### [TASK DIRECTIONS]
Output all of the records exactly as written.

### [RECORDS PROVIDED]
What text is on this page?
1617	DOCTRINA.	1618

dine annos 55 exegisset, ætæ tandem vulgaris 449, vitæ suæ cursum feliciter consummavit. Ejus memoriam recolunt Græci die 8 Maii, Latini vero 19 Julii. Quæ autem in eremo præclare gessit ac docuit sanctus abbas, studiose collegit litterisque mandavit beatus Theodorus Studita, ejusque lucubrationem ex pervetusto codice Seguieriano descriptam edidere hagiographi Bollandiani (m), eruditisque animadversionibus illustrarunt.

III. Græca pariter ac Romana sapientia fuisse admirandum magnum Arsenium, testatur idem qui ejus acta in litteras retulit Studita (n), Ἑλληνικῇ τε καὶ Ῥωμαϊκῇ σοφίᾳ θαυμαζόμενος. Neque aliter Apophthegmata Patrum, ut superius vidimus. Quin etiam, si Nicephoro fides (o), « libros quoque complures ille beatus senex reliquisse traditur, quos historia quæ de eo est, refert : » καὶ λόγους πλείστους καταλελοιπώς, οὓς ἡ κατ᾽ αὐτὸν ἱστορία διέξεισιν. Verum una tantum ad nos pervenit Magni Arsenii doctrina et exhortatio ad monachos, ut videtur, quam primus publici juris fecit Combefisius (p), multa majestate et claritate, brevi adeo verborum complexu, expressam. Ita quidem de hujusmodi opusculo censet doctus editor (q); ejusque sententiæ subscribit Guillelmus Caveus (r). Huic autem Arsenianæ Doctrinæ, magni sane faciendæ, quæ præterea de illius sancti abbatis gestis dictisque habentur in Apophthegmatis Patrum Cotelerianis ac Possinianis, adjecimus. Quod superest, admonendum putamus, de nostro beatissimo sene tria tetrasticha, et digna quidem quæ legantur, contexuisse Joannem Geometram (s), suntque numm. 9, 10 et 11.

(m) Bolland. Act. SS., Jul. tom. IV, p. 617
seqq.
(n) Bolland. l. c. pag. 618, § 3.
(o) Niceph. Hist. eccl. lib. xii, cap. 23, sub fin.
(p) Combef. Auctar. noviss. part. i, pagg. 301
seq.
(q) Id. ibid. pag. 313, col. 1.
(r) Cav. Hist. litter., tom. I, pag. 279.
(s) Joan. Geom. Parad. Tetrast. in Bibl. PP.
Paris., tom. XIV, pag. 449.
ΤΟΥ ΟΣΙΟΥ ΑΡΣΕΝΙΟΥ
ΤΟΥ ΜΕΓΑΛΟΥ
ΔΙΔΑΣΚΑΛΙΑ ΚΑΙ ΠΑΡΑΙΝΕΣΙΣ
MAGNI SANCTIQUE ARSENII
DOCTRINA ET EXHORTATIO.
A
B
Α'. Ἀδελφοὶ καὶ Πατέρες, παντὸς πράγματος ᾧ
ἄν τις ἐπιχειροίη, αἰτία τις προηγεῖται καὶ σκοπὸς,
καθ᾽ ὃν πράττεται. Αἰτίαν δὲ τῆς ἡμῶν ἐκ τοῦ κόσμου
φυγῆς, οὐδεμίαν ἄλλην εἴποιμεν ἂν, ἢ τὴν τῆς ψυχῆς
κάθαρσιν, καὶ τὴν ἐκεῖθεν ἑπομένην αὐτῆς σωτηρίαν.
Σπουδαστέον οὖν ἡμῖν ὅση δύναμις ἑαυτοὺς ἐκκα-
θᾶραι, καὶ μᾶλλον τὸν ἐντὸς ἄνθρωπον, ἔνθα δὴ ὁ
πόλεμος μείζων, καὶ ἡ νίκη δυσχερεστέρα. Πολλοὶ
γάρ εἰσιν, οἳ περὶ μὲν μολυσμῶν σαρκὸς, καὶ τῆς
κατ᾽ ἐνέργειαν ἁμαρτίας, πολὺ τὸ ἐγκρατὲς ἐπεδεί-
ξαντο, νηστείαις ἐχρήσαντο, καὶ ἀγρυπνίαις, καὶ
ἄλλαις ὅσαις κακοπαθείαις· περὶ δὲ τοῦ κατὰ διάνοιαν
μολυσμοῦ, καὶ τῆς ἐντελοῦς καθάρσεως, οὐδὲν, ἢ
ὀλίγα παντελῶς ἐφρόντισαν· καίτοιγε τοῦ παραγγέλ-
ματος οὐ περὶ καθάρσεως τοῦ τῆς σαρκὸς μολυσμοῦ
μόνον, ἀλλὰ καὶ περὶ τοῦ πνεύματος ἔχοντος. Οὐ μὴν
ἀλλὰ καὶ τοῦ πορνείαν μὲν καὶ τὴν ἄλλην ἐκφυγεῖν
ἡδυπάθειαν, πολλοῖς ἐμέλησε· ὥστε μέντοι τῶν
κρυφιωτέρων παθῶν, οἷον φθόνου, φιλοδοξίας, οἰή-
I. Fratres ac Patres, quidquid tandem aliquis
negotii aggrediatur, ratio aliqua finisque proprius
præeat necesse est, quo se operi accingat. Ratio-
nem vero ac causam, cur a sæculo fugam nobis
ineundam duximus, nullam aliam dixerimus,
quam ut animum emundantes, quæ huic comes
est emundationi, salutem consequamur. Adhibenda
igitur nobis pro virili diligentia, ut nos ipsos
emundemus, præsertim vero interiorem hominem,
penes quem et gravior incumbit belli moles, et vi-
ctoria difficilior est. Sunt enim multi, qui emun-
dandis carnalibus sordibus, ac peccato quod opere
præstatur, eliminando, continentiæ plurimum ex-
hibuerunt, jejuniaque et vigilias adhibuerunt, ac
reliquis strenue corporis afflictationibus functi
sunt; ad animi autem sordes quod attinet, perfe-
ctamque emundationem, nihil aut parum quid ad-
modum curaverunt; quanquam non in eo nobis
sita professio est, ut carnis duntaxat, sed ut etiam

### [ANSWER BELOW]
What text is on this page?
1617	DOCTRINA.	1618

dine annos 55 exegisset, ætæ tandem vulgaris 449, vitæ suæ cursum feliciter consummavit. Ejus memoriam recolunt Græci die 8 Maii, Latini vero 19 Julii. Quæ autem in eremo præclare gessit ac docuit sanctus abbas, studiose collegit litterisque mandavit beatus Theodorus Studita, ejusque lucubrationem ex pervetusto codice Seguieriano descriptam edidere hagiographi Bollandiani (m), eruditisque animadversionibus illustrarunt.

III. Græca pariter ac Romana sapientia fuisse admirandum magnum Arsenium, testatur idem qui ejus acta in litteras retulit Studita (n), Ἑλληνικῇ τε καὶ Ῥωμαϊκῇ σοφίᾳ θαυμαζόμενος. Neque aliter Apophthegmata Patrum, ut superius vidimus. Quin etiam, si Nicephoro fides (o), « libros quoque complures ille beatus senex reliquisse traditur, quos historia quæ de eo est, refert : » καὶ λόγους πλείστους καταλελοιπώς, οὓς ἡ κατ᾽ αὐτὸν ἱστορία διέξεισιν. Verum una tantum ad nos pervenit Magni Arsenii doctrina et exhortatio ad monachos, ut videtur, quam primus publici juris fecit Combefisius (p), multa majestate et claritate, brevi adeo verborum complexu, expressam. Ita quidem de hujusmodi opusculo censet doctus editor (q); ejusque sententiæ subscribit Guillelmus Caveus (r). Huic autem Arsenianæ Doctrinæ, magni sane faciendæ, quæ præterea de illius sancti abbatis gestis dictisque habentur in Apophthegmatis Patrum Cotelerianis ac Possinianis, adjecimus. Quod superest, admonendum putamus, de nostro beatissimo sene tria tetrasticha, et digna quidem quæ legantur, contexuisse Joannem Geometram (s), suntque numm. 9, 10 et 11.

(m) Bolland. Act. SS., Jul. tom. IV, p. 617
seqq.
(n) Bolland. l. c. pag. 618, § 3.
(o) Niceph. Hist. eccl. lib. xii, cap. 23, sub fin.
(p) Combef. Auctar. noviss. part. i, pagg. 301
seq.
(q) Id. ibid. pag. 313, col. 1.
(r) Cav. Hist. litter., tom. I, pag. 279.
(s) Joan. Geom. Parad. Tetrast. in Bibl. PP.
Paris., tom. XIV, pag. 449.
ΤΟΥ ΟΣΙΟΥ ΑΡΣΕΝΙΟΥ
ΤΟΥ ΜΕΓΑΛΟΥ
ΔΙΔΑΣΚΑΛΙΑ ΚΑΙ ΠΑΡΑΙΝΕΣΙΣ
MAGNI SANCTIQUE ARSENII
DOCTRINA ET EXHORTATIO.
A
B
Α'. Ἀδελφοὶ καὶ Πατέρες, παντὸς πράγματος ᾧ
ἄν τις ἐπιχειροίη, αἰτία τις προηγεῖται καὶ σκοπὸς,
καθ᾽ ὃν πράττεται. Αἰτίαν δὲ τῆς ἡμῶν ἐκ τοῦ κόσμου
φυγῆς, οὐδεμίαν ἄλλην εἴποιμεν ἂν, ἢ τὴν τῆς ψυχῆς
κάθαρσιν, καὶ τὴν ἐκεῖθεν ἑπομένην αὐτῆς σωτηρίαν.
Σπουδαστέον οὖν ἡμῖν ὅση δύναμις ἑαυτοὺς ἐκκα-
θᾶραι, καὶ μᾶλλον τὸν ἐντὸς ἄνθρωπον, ἔνθα δὴ ὁ
πόλεμος μείζων, καὶ ἡ νίκη δυσχερεστέρα. Πολλοὶ
γάρ εἰσιν, οἳ περὶ μὲν μολυσμῶν σαρκὸς, καὶ τῆς
κατ᾽ ἐνέργειαν ἁμαρτίας, πολὺ τὸ ἐγκρατὲς ἐπεδεί-
ξαντο, νηστείαις ἐχρήσαντο, καὶ ἀγρυπνίαις, καὶ
ἄλλαις ὅσαις κακοπαθείαις· περὶ δὲ τοῦ κατὰ διάνοιαν
μολυσμοῦ, καὶ τῆς ἐντελοῦς καθάρσεως, οὐδὲν, ἢ
ὀλίγα παντελῶς ἐφρόντισαν· καίτοιγε τοῦ παραγγέλ-
ματος οὐ περὶ καθάρσεως τοῦ τῆς σαρκὸς μολυσμοῦ
μόνον, ἀλλὰ καὶ περὶ τοῦ πνεύματος ἔχοντος. Οὐ μὴν
ἀλλὰ καὶ τοῦ πορνείαν μὲν καὶ τὴν ἄλλην ἐκφυγεῖν
ἡδυπάθειαν, πολλοῖς ἐμέλησε· ὥστε μέντοι τῶν
κρυφιωτέρων παθῶν, οἷον φθόνου, φιλοδοξίας, οἰή-
I. Fratres ac Patres, quidquid tandem aliquis
negotii aggrediatur, ratio aliqua finisque proprius
præeat necesse est, quo se operi accingat. Ratio-
nem vero ac causam, cur a sæculo fugam nobis
ineundam duximus, nullam aliam dixerimus,
quam ut animum emundantes, quæ huic comes
est emundationi, salutem consequamur. Adhibenda
igitur nobis pro virili diligentia, ut nos ipsos
emundemus, præsertim vero interiorem hominem,
penes quem et gravior incumbit belli moles, et vi-
ctoria difficilior est. Sunt enim multi, qui emun-
dandis carnalibus sordibus, ac peccato quod opere
præstatur, eliminando, continentiæ plurimum ex-
hibuerunt, jejuniaque et vigilias adhibuerunt, ac
reliquis strenue corporis afflictationibus functi
sunt; ad animi autem sordes quod attinet, perfe-
ctamque emundationem, nihil aut parum quid ad-
modum curaverunt; quanquam non in eo nobis
sita professio est, ut carnis duntaxat, sed ut etiam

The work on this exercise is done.